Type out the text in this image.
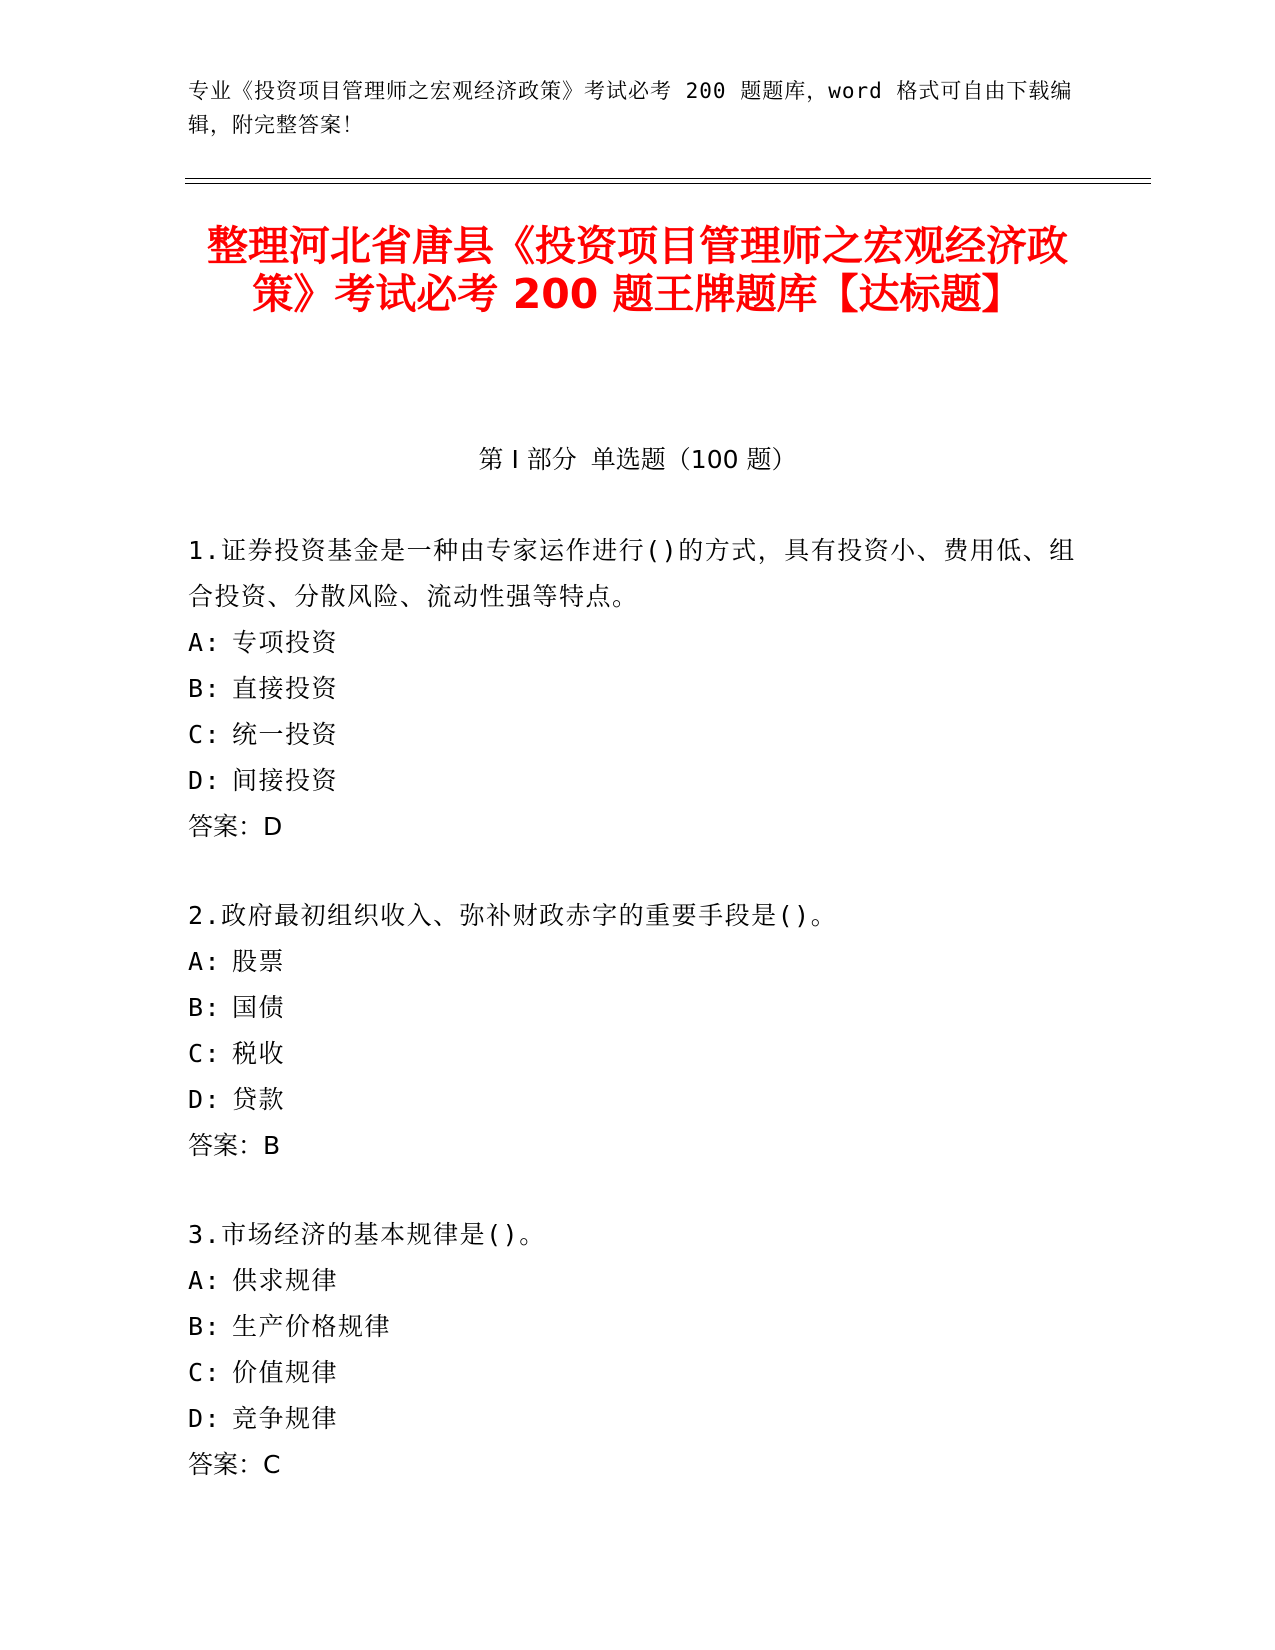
专业《投资项目管理师之宏观经济政策》考试必考 200 题题库，word 格式可自由下载编辑，附完整答案！
整理河北省唐县《投资项目管理师之宏观经济政策》考试必考 200 题王牌题库【达标题】
第 I 部分 单选题（100 题）
1.证券投资基金是一种由专家运作进行()的方式，具有投资小、费用低、组合投资、分散风险、流动性强等特点。
A: 专项投资
B: 直接投资
C: 统一投资
D: 间接投资
答案：D
2.政府最初组织收入、弥补财政赤字的重要手段是()。
A: 股票
B: 国债
C: 税收
D: 贷款
答案：B
3.市场经济的基本规律是()。
A: 供求规律
B: 生产价格规律
C: 价值规律
D: 竞争规律
答案：C
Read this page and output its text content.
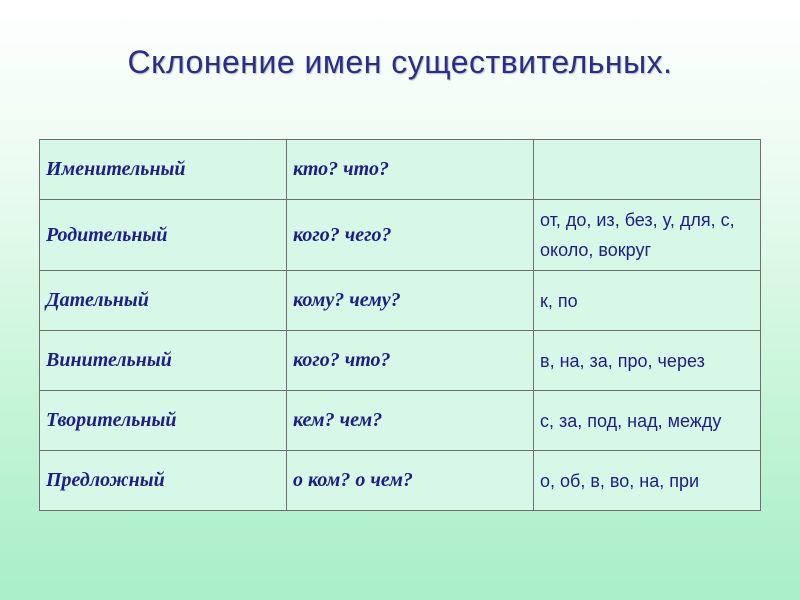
Склонение имен существительных.
Именительный	кто? что?	
Родительный	кого? чего?	от, до, из, без, у, для, с, около, вокруг
Дательный	кому? чему?	к, по
Винительный	кого? что?	в, на, за, про, через
Творительный	кем? чем?	с, за, под, над, между
Предложный	о ком? о чем?	о, об, в, во, на, при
▬▬▬▬▬▬
TASK OBJECTIVE: Transcribe all of the material exactly, leaving out whatever pictures it contains.

EXERCISE OUTPUT:
Type out the text in this image.
专业《投资项目管理师之宏观经济政策》考试必考 200 题题库，word 格式可自由下载编辑，附完整答案！
整理河北省唐县《投资项目管理师之宏观经济政策》考试必考 200 题王牌题库【达标题】
第 I 部分 单选题（100 题）
1.证券投资基金是一种由专家运作进行()的方式，具有投资小、费用低、组合投资、分散风险、流动性强等特点。
A: 专项投资
B: 直接投资
C: 统一投资
D: 间接投资
答案：D
2.政府最初组织收入、弥补财政赤字的重要手段是()。
A: 股票
B: 国债
C: 税收
D: 贷款
答案：B
3.市场经济的基本规律是()。
A: 供求规律
B: 生产价格规律
C: 价值规律
D: 竞争规律
答案：C
Read this page and output its text content.
Склонение имен существительных.
Именительный	кто? что?	
Родительный	кого? чего?	от, до, из, без, у, для, с, около, вокруг
Дательный	кому? чему?	к, по
Винительный	кого? что?	в, на, за, про, через
Творительный	кем? чем?	с, за, под, над, между
Предложный	о ком? о чем?	о, об, в, во, на, при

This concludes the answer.